"""

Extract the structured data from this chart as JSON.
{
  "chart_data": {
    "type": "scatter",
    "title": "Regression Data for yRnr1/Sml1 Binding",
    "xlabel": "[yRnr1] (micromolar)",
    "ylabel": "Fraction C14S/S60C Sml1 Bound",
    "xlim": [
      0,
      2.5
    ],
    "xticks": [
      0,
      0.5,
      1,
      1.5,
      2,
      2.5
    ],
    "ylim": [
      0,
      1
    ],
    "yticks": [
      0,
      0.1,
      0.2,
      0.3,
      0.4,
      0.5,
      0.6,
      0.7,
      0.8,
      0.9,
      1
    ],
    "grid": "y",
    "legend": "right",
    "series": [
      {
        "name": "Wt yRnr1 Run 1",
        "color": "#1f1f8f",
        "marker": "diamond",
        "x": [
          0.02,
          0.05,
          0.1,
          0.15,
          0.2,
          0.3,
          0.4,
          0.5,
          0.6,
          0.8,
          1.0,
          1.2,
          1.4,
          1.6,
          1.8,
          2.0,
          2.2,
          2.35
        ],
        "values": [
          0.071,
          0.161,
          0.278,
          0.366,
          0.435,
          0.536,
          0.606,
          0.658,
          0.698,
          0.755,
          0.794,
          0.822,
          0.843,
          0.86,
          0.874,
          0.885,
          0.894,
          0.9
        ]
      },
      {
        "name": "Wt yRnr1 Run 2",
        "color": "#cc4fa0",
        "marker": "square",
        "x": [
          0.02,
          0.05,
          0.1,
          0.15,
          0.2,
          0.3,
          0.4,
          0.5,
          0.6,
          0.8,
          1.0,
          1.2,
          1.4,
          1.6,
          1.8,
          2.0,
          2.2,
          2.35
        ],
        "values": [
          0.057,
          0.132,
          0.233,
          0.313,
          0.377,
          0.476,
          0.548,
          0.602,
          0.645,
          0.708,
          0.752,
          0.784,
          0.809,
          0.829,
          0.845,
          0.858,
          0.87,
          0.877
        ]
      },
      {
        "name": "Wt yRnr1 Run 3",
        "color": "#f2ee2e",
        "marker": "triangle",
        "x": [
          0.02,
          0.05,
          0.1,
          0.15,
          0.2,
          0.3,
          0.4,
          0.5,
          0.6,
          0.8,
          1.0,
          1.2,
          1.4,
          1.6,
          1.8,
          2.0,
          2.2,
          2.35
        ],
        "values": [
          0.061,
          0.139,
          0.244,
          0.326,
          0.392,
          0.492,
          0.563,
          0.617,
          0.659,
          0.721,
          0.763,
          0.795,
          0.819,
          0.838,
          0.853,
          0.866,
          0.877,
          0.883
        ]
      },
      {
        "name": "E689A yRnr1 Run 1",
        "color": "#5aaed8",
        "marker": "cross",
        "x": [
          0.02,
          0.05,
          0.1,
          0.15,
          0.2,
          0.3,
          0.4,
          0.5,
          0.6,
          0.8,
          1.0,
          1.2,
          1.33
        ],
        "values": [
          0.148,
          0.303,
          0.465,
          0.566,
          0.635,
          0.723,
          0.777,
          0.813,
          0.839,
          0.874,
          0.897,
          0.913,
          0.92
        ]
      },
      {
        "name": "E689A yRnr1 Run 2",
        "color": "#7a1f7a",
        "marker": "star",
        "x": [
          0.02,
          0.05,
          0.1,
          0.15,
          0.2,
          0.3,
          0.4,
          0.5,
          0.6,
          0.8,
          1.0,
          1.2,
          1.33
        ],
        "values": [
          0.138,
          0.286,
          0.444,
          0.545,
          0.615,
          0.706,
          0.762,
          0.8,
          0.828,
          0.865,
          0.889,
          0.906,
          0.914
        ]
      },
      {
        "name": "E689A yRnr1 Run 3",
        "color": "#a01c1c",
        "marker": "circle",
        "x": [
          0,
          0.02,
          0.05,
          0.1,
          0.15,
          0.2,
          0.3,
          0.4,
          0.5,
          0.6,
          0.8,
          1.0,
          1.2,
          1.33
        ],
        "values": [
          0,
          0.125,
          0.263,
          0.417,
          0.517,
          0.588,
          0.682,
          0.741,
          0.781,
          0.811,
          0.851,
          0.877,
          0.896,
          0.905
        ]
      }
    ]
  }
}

"""

**THE TASK:**
Go through the material above and copy each line that has the word "color".

**COMPLETE OUTPUT:**
        "color": "#1f1f8f",
        "color": "#cc4fa0",
        "color": "#f2ee2e",
        "color": "#5aaed8",
        "color": "#7a1f7a",
        "color": "#a01c1c",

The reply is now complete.